THE EXERCISE
What follows is a set of records; repeat all of them exactly.

SUPPLIED INFORMATION
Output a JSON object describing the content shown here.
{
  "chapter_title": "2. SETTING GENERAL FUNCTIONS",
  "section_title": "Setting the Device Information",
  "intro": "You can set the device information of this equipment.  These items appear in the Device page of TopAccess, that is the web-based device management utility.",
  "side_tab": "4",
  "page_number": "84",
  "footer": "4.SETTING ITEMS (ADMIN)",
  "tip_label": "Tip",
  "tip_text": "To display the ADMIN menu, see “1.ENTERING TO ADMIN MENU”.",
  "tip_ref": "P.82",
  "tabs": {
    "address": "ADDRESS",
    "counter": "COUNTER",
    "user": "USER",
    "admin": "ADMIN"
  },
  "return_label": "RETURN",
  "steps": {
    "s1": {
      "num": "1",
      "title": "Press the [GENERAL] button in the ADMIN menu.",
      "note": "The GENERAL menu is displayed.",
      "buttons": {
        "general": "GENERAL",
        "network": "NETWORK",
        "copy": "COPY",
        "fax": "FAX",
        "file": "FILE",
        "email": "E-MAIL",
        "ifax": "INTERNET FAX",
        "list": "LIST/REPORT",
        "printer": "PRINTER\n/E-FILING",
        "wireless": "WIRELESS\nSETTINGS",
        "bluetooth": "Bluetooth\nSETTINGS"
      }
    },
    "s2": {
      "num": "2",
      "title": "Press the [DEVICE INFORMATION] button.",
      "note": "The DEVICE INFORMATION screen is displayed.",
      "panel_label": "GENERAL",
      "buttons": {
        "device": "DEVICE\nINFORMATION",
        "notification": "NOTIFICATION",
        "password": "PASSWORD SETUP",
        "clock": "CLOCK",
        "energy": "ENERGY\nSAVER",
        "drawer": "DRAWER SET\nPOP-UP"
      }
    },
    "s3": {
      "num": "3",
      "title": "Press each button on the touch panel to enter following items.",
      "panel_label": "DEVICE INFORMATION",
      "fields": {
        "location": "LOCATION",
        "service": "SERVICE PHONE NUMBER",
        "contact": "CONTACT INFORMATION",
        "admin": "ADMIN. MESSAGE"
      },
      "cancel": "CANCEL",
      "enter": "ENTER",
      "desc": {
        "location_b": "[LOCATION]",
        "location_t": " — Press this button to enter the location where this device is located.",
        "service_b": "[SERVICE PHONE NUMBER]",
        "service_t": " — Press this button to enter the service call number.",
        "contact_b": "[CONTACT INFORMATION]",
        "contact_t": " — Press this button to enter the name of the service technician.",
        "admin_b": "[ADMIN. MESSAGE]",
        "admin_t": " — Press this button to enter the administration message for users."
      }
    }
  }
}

THE OUTPUT
Output a JSON object describing the content shown here.
{
  "chapter_title": "2. SETTING GENERAL FUNCTIONS",
  "section_title": "Setting the Device Information",
  "intro": "You can set the device information of this equipment.  These items appear in the Device page of TopAccess, that is the web-based device management utility.",
  "side_tab": "4",
  "page_number": "84",
  "footer": "4.SETTING ITEMS (ADMIN)",
  "tip_label": "Tip",
  "tip_text": "To display the ADMIN menu, see “1.ENTERING TO ADMIN MENU”.",
  "tip_ref": "P.82",
  "tabs": {
    "address": "ADDRESS",
    "counter": "COUNTER",
    "user": "USER",
    "admin": "ADMIN"
  },
  "return_label": "RETURN",
  "steps": {
    "s1": {
      "num": "1",
      "title": "Press the [GENERAL] button in the ADMIN menu.",
      "note": "The GENERAL menu is displayed.",
      "buttons": {
        "general": "GENERAL",
        "network": "NETWORK",
        "copy": "COPY",
        "fax": "FAX",
        "file": "FILE",
        "email": "E-MAIL",
        "ifax": "INTERNET FAX",
        "list": "LIST/REPORT",
        "printer": "PRINTER\n/E-FILING",
        "wireless": "WIRELESS\nSETTINGS",
        "bluetooth": "Bluetooth\nSETTINGS"
      }
    },
    "s2": {
      "num": "2",
      "title": "Press the [DEVICE INFORMATION] button.",
      "note": "The DEVICE INFORMATION screen is displayed.",
      "panel_label": "GENERAL",
      "buttons": {
        "device": "DEVICE\nINFORMATION",
        "notification": "NOTIFICATION",
        "password": "PASSWORD SETUP",
        "clock": "CLOCK",
        "energy": "ENERGY\nSAVER",
        "drawer": "DRAWER SET\nPOP-UP"
      }
    },
    "s3": {
      "num": "3",
      "title": "Press each button on the touch panel to enter following items.",
      "panel_label": "DEVICE INFORMATION",
      "fields": {
        "location": "LOCATION",
        "service": "SERVICE PHONE NUMBER",
        "contact": "CONTACT INFORMATION",
        "admin": "ADMIN. MESSAGE"
      },
      "cancel": "CANCEL",
      "enter": "ENTER",
      "desc": {
        "location_b": "[LOCATION]",
        "location_t": " — Press this button to enter the location where this device is located.",
        "service_b": "[SERVICE PHONE NUMBER]",
        "service_t": " — Press this button to enter the service call number.",
        "contact_b": "[CONTACT INFORMATION]",
        "contact_t": " — Press this button to enter the name of the service technician.",
        "admin_b": "[ADMIN. MESSAGE]",
        "admin_t": " — Press this button to enter the administration message for users."
      }
    }
  }
}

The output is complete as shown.